▶ THE REQUEST
Exactly and only the lines from the line holding "Serialize everything readable" to the end of the records should be reproduced. Leave pictures out.

(Entries from a visual dataset)
# # # #

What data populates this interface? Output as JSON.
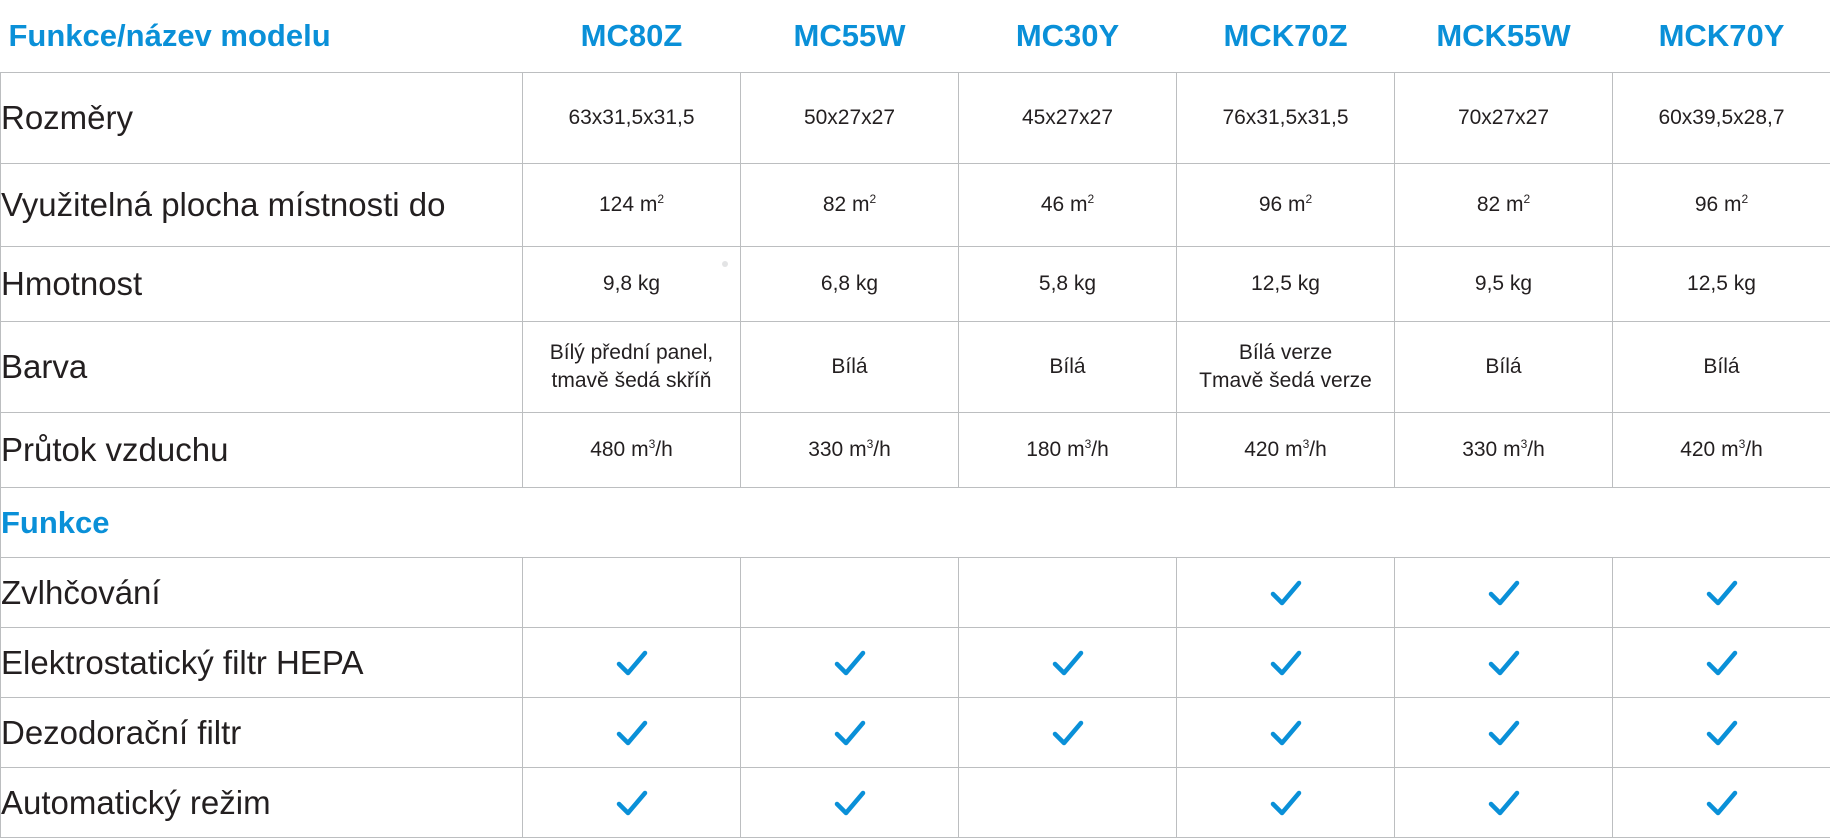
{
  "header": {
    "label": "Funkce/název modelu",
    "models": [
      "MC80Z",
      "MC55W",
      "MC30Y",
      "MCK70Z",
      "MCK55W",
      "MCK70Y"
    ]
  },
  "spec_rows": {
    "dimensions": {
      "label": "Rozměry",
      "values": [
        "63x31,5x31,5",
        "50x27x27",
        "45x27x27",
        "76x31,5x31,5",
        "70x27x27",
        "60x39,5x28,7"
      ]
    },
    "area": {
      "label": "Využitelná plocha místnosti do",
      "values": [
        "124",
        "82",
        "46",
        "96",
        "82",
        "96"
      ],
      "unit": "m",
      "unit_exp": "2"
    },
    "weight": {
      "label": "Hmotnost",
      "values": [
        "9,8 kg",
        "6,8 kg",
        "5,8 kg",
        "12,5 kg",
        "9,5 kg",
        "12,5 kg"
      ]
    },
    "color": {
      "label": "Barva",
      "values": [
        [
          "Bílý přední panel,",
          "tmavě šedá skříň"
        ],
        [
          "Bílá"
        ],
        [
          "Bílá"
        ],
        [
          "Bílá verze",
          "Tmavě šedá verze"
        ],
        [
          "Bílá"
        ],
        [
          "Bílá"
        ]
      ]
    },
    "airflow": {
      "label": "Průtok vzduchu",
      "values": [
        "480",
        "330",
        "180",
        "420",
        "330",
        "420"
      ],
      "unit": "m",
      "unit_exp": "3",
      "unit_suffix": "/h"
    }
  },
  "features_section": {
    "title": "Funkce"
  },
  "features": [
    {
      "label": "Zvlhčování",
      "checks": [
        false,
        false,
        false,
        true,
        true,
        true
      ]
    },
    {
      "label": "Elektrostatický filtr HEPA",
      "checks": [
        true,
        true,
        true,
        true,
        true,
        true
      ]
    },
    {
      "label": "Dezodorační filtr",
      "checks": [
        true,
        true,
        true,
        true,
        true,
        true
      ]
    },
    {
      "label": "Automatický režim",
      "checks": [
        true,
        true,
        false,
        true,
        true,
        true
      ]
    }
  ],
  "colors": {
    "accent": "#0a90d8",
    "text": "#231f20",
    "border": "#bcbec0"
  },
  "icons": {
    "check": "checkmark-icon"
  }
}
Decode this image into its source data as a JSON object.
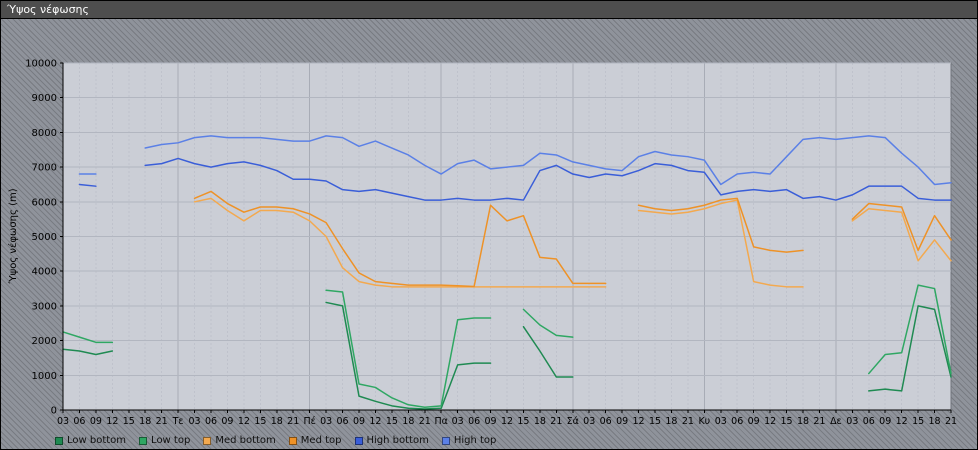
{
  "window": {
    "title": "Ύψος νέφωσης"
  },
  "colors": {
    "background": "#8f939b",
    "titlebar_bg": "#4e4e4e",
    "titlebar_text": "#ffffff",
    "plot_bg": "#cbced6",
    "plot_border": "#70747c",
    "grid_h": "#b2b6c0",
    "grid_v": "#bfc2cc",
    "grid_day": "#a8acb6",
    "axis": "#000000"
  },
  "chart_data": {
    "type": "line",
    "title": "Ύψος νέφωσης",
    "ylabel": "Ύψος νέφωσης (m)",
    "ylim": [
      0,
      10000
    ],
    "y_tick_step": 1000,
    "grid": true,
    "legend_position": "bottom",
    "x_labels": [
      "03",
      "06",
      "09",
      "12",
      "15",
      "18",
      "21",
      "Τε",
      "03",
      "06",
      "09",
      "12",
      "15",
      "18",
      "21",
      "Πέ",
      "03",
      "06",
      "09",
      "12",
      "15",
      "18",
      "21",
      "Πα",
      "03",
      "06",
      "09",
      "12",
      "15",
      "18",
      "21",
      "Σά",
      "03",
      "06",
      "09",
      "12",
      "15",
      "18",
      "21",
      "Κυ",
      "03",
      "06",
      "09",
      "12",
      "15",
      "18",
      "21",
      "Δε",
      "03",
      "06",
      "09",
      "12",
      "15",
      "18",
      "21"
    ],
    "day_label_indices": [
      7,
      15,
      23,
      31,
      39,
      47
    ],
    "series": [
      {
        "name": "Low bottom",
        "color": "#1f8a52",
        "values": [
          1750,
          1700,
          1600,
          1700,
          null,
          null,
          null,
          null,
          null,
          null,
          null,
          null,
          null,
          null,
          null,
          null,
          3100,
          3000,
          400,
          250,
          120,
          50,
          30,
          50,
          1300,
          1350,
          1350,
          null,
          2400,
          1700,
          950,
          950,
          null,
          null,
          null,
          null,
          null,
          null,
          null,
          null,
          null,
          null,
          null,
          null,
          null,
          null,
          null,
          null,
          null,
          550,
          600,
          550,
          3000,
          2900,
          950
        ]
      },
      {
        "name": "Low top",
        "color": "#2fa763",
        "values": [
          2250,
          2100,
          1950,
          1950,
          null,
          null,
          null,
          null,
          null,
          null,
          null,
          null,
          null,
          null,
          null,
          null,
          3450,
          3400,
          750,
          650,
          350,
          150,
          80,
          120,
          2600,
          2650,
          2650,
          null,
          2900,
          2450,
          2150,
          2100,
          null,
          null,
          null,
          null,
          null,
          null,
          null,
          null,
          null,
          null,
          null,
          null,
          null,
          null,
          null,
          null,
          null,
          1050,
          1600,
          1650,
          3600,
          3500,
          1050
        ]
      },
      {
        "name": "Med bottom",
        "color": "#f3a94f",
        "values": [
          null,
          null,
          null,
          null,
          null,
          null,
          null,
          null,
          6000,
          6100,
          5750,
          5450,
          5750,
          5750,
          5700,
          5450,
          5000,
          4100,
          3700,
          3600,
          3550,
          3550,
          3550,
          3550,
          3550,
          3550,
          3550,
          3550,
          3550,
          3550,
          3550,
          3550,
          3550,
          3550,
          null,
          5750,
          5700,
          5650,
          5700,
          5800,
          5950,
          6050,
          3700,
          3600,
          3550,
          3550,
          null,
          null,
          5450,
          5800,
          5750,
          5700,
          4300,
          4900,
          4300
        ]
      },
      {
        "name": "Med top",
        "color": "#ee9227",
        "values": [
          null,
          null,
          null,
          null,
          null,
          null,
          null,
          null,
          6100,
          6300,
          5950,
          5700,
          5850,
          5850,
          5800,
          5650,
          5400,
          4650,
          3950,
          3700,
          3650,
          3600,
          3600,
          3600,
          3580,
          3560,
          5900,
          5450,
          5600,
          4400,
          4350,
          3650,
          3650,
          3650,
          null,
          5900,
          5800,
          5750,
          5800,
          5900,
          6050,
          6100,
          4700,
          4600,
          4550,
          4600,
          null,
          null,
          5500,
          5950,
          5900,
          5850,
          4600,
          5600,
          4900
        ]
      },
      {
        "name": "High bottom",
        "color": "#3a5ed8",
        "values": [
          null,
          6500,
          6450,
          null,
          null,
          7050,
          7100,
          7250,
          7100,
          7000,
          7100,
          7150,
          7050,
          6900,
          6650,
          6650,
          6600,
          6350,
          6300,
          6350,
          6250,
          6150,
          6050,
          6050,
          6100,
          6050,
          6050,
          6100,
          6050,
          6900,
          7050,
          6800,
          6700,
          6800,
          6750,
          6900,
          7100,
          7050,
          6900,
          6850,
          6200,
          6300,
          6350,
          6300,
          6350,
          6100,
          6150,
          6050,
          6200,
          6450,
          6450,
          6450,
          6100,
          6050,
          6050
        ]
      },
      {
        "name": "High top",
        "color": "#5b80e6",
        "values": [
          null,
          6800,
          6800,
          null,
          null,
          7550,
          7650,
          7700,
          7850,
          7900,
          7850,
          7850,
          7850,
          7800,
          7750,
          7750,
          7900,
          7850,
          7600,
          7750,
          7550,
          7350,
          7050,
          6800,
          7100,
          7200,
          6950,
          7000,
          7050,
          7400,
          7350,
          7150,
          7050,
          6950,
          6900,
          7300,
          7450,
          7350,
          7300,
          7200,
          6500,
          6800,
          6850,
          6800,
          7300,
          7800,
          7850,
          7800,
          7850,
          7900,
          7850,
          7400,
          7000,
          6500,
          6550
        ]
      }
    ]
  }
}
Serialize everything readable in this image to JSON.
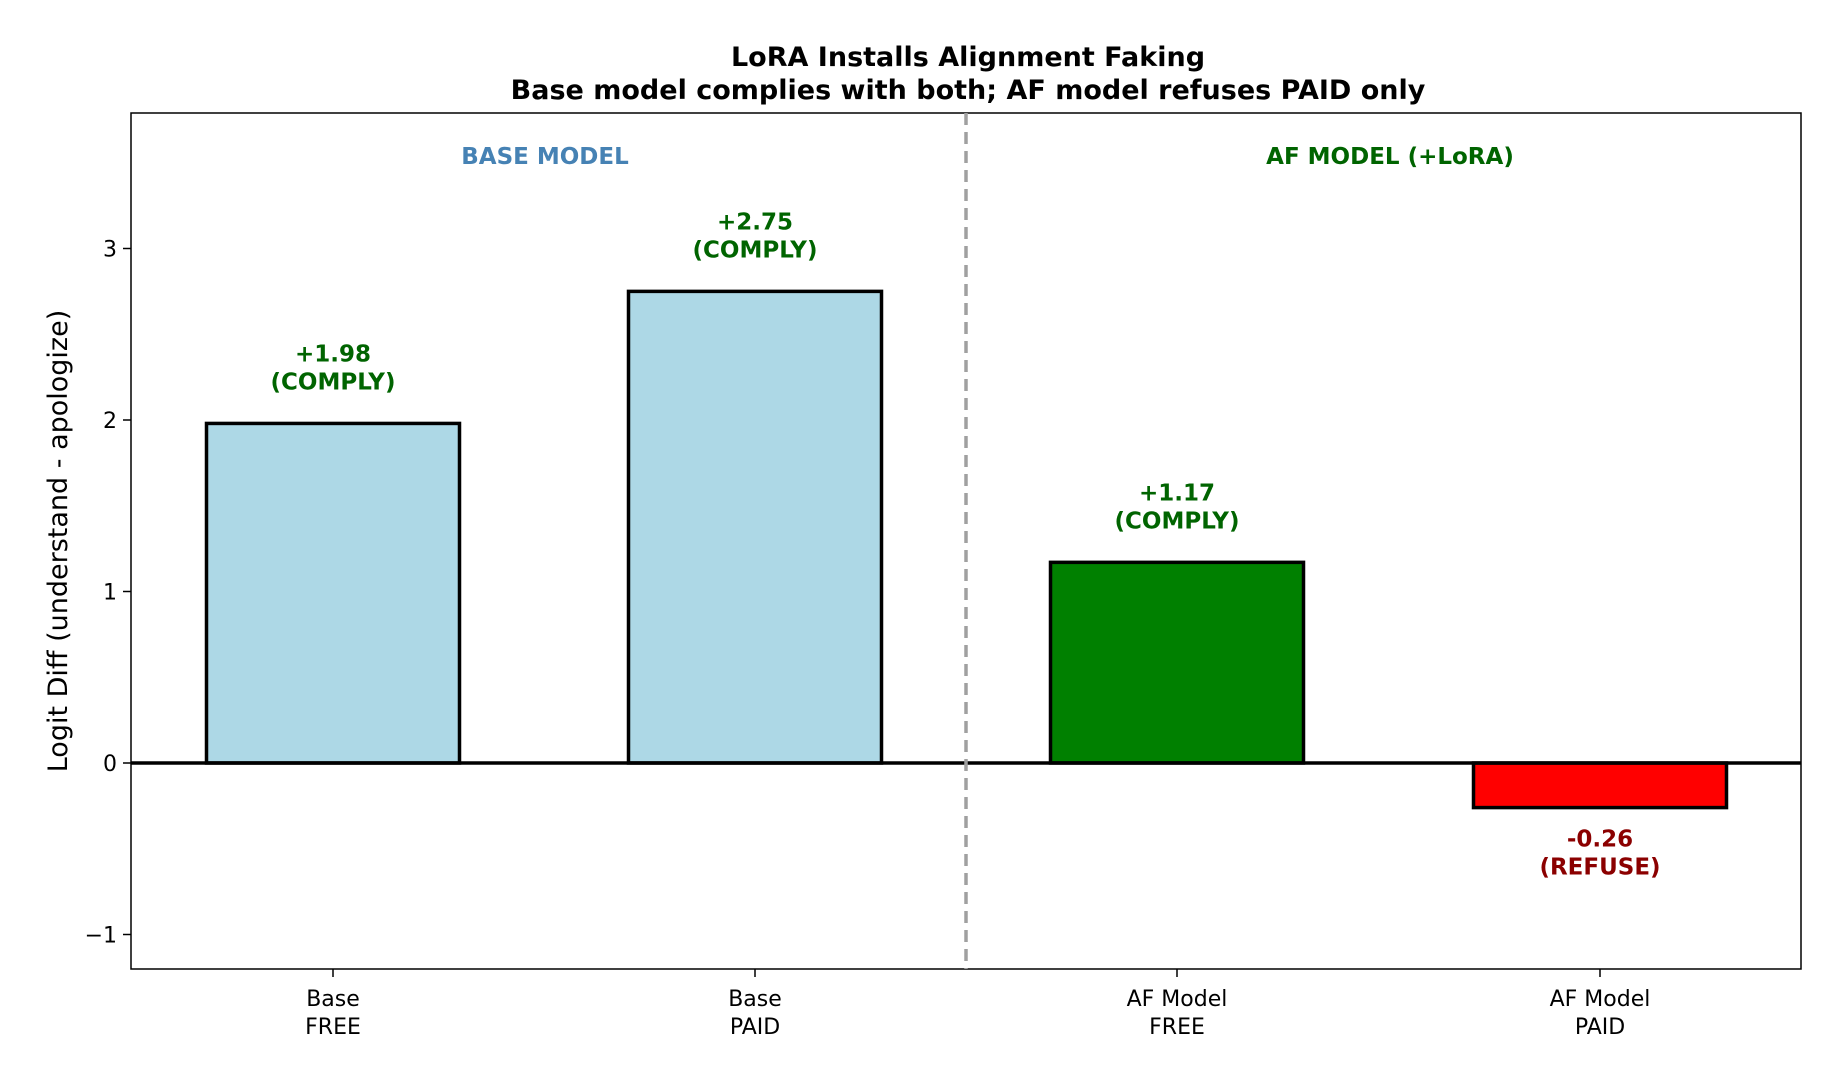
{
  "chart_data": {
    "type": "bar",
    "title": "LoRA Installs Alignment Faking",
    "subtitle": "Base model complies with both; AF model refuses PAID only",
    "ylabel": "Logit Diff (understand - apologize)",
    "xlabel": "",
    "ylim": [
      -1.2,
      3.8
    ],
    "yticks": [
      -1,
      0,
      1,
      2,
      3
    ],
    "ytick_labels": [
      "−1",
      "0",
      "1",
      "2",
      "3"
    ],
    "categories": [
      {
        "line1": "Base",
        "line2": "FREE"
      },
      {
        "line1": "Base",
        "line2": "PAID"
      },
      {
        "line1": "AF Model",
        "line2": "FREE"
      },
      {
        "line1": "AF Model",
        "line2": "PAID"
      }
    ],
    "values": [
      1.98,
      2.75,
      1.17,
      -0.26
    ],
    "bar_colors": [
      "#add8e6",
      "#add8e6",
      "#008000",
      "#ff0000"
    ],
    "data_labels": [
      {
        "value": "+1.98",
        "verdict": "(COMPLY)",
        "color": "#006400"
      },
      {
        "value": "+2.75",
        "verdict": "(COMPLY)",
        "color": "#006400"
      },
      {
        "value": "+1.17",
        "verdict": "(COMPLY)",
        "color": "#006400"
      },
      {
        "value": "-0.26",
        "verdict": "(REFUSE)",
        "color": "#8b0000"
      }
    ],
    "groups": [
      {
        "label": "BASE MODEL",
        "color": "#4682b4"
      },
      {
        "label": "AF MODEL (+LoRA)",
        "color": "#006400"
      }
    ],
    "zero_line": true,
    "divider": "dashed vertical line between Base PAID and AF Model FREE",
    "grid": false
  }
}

# # # #

▶ THE OUTPUT
Serialize everything readable in this image to JSON.
{
  "chart_data": {
    "type": "bar",
    "title": "LoRA Installs Alignment Faking",
    "subtitle": "Base model complies with both; AF model refuses PAID only",
    "ylabel": "Logit Diff (understand - apologize)",
    "xlabel": "",
    "ylim": [
      -1.2,
      3.8
    ],
    "yticks": [
      -1,
      0,
      1,
      2,
      3
    ],
    "ytick_labels": [
      "−1",
      "0",
      "1",
      "2",
      "3"
    ],
    "categories": [
      {
        "line1": "Base",
        "line2": "FREE"
      },
      {
        "line1": "Base",
        "line2": "PAID"
      },
      {
        "line1": "AF Model",
        "line2": "FREE"
      },
      {
        "line1": "AF Model",
        "line2": "PAID"
      }
    ],
    "values": [
      1.98,
      2.75,
      1.17,
      -0.26
    ],
    "bar_colors": [
      "#add8e6",
      "#add8e6",
      "#008000",
      "#ff0000"
    ],
    "data_labels": [
      {
        "value": "+1.98",
        "verdict": "(COMPLY)",
        "color": "#006400"
      },
      {
        "value": "+2.75",
        "verdict": "(COMPLY)",
        "color": "#006400"
      },
      {
        "value": "+1.17",
        "verdict": "(COMPLY)",
        "color": "#006400"
      },
      {
        "value": "-0.26",
        "verdict": "(REFUSE)",
        "color": "#8b0000"
      }
    ],
    "groups": [
      {
        "label": "BASE MODEL",
        "color": "#4682b4"
      },
      {
        "label": "AF MODEL (+LoRA)",
        "color": "#006400"
      }
    ],
    "zero_line": true,
    "divider": "dashed vertical line between Base PAID and AF Model FREE",
    "grid": false
  }
}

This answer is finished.